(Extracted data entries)
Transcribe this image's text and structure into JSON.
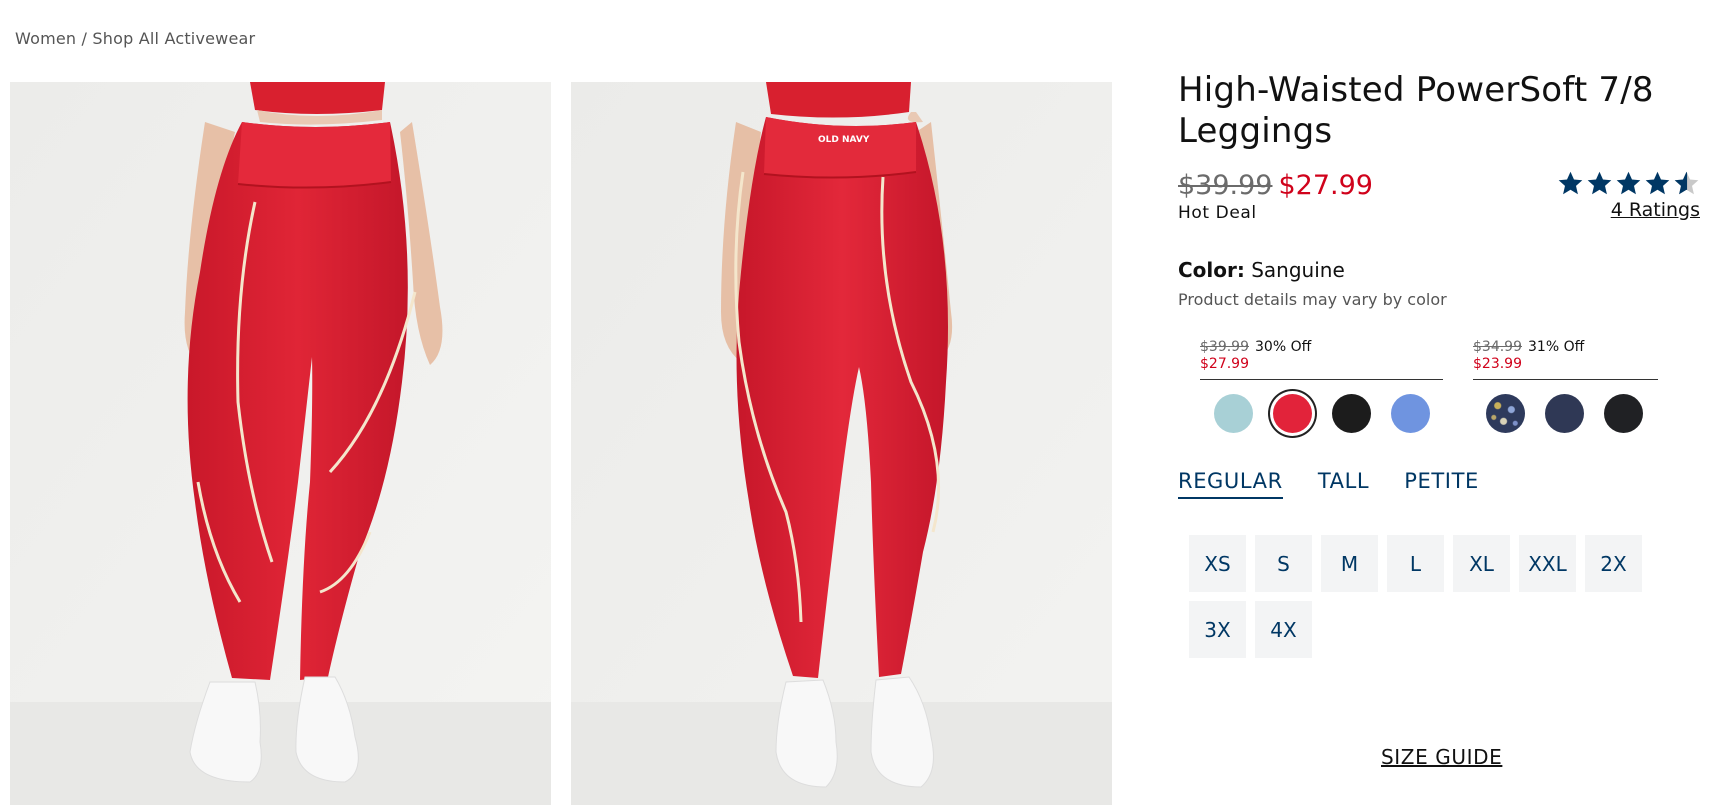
{
  "breadcrumb": {
    "parent": "Women",
    "separator": " / ",
    "current": "Shop All Activewear"
  },
  "gallery": [
    {
      "alt": "front view"
    },
    {
      "alt": "back view"
    }
  ],
  "product": {
    "title": "High-Waisted PowerSoft 7/8 Leggings",
    "price_was": "$39.99",
    "price_now": "$27.99",
    "deal_label": "Hot Deal",
    "rating_value": 4.5,
    "rating_max": 5,
    "ratings_link": "4 Ratings"
  },
  "color": {
    "label": "Color:",
    "value": "Sanguine",
    "note": "Product details may vary by color"
  },
  "swatch_groups": [
    {
      "was": "$39.99",
      "off": "30% Off",
      "now": "$27.99",
      "swatches": [
        {
          "color": "#a8d0d6"
        },
        {
          "color": "#e2233a",
          "selected": true
        },
        {
          "color": "#1c1c1c"
        },
        {
          "color": "#6f94e0"
        }
      ]
    },
    {
      "was": "$34.99",
      "off": "31% Off",
      "now": "$23.99",
      "swatches": [
        {
          "color": "#2e3a5c",
          "pattern": "floral"
        },
        {
          "color": "#2f3855"
        },
        {
          "color": "#202124"
        }
      ]
    }
  ],
  "fit_tabs": [
    {
      "label": "REGULAR",
      "active": true
    },
    {
      "label": "TALL"
    },
    {
      "label": "PETITE"
    }
  ],
  "sizes": [
    "XS",
    "S",
    "M",
    "L",
    "XL",
    "XXL",
    "2X",
    "3X",
    "4X"
  ],
  "size_guide": "SIZE GUIDE",
  "colors": {
    "sale_red": "#d0021b",
    "navy": "#003764",
    "star": "#003764"
  }
}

**Challenge**
Omitting all images, print the listing exactly.

**Task response**
Transcribe this image's text and structure into JSON.
{
  "breadcrumb": {
    "parent": "Women",
    "separator": " / ",
    "current": "Shop All Activewear"
  },
  "gallery": [
    {
      "alt": "front view"
    },
    {
      "alt": "back view"
    }
  ],
  "product": {
    "title": "High-Waisted PowerSoft 7/8 Leggings",
    "price_was": "$39.99",
    "price_now": "$27.99",
    "deal_label": "Hot Deal",
    "rating_value": 4.5,
    "rating_max": 5,
    "ratings_link": "4 Ratings"
  },
  "color": {
    "label": "Color:",
    "value": "Sanguine",
    "note": "Product details may vary by color"
  },
  "swatch_groups": [
    {
      "was": "$39.99",
      "off": "30% Off",
      "now": "$27.99",
      "swatches": [
        {
          "color": "#a8d0d6"
        },
        {
          "color": "#e2233a",
          "selected": true
        },
        {
          "color": "#1c1c1c"
        },
        {
          "color": "#6f94e0"
        }
      ]
    },
    {
      "was": "$34.99",
      "off": "31% Off",
      "now": "$23.99",
      "swatches": [
        {
          "color": "#2e3a5c",
          "pattern": "floral"
        },
        {
          "color": "#2f3855"
        },
        {
          "color": "#202124"
        }
      ]
    }
  ],
  "fit_tabs": [
    {
      "label": "REGULAR",
      "active": true
    },
    {
      "label": "TALL"
    },
    {
      "label": "PETITE"
    }
  ],
  "sizes": [
    "XS",
    "S",
    "M",
    "L",
    "XL",
    "XXL",
    "2X",
    "3X",
    "4X"
  ],
  "size_guide": "SIZE GUIDE",
  "colors": {
    "sale_red": "#d0021b",
    "navy": "#003764",
    "star": "#003764"
  }
}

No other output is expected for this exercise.